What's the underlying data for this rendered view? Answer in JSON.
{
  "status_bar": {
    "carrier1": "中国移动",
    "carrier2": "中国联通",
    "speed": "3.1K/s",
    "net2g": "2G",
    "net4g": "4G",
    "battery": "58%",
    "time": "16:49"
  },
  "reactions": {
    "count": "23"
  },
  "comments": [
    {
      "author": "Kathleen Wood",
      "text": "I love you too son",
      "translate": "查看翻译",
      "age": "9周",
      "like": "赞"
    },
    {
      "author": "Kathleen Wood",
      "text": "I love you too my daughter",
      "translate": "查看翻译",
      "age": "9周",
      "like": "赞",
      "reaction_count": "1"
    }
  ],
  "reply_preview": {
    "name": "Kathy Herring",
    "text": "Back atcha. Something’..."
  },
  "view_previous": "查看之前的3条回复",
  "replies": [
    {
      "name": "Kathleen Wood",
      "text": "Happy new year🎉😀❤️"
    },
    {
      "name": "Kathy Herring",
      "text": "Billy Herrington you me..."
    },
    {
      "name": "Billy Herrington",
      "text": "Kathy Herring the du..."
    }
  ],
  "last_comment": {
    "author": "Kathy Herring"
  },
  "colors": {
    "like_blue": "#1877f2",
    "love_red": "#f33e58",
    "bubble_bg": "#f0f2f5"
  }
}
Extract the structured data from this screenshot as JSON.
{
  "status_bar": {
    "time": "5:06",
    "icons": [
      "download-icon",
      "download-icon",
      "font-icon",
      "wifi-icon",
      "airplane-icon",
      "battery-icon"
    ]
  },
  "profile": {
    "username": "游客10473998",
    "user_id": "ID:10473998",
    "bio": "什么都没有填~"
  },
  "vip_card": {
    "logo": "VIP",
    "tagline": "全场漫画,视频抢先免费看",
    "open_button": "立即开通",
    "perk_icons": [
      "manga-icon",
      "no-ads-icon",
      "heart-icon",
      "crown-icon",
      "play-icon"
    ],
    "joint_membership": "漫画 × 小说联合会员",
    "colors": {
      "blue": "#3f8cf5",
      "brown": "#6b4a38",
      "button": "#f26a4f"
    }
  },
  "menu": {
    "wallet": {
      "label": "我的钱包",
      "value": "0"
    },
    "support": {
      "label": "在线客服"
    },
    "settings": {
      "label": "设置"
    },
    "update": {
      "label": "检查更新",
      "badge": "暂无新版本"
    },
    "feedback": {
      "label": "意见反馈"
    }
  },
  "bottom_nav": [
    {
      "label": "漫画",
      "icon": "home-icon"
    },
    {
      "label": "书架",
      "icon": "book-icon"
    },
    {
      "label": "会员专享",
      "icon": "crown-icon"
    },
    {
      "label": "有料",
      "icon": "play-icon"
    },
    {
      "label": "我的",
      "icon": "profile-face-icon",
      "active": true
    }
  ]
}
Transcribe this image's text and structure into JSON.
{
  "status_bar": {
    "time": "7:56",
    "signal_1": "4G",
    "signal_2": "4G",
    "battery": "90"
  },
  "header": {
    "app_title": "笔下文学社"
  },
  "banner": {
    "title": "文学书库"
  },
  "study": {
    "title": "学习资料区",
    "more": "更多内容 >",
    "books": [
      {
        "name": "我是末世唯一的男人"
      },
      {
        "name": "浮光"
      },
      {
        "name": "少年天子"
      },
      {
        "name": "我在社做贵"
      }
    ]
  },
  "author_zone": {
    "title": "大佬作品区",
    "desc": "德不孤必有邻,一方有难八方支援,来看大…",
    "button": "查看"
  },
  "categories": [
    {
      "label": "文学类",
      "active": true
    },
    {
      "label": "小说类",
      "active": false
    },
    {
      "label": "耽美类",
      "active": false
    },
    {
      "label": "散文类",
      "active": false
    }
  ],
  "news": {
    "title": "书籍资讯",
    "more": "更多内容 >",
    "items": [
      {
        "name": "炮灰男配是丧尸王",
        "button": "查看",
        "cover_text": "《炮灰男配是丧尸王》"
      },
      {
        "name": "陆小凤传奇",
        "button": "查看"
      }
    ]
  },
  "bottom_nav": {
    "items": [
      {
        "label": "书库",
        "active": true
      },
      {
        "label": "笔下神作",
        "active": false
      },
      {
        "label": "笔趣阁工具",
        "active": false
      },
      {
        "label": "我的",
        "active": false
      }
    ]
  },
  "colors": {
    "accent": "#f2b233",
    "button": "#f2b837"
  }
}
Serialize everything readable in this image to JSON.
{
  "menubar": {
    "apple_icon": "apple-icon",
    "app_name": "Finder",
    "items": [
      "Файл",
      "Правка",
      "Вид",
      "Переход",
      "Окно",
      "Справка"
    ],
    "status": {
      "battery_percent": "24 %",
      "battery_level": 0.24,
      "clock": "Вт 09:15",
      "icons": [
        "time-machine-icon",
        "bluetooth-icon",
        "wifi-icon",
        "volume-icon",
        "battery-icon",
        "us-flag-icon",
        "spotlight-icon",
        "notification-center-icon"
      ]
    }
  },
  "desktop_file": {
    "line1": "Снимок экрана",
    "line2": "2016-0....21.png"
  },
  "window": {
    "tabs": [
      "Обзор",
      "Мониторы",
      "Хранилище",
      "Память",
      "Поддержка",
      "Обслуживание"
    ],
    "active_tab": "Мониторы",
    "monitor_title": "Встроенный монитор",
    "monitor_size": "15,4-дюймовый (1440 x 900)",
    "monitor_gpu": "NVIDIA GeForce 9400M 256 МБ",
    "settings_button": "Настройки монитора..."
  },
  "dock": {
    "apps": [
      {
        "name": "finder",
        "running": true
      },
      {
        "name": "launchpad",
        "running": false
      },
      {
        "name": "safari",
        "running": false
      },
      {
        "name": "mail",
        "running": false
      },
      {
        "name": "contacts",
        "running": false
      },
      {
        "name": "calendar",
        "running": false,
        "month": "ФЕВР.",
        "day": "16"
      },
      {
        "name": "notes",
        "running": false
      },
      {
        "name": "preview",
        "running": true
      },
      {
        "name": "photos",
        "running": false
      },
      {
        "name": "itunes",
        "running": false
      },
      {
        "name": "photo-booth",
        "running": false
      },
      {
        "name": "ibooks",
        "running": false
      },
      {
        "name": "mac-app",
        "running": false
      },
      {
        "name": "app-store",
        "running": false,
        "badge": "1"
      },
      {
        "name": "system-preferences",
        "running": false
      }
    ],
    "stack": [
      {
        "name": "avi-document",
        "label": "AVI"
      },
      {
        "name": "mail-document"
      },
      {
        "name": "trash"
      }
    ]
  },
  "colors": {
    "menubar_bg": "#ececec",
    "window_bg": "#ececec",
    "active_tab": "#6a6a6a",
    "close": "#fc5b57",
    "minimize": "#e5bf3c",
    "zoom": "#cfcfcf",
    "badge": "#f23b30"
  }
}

^^^^^^^^^^^^^^^^

* [STATED GOAL] Pick out every line above that holds the word "JSON" and copy it.

* [TASK SOLUTION]
What's the underlying data for this rendered view? Answer in JSON.
Extract the structured data from this screenshot as JSON.
Transcribe this image's text and structure into JSON.
Serialize everything readable in this image to JSON.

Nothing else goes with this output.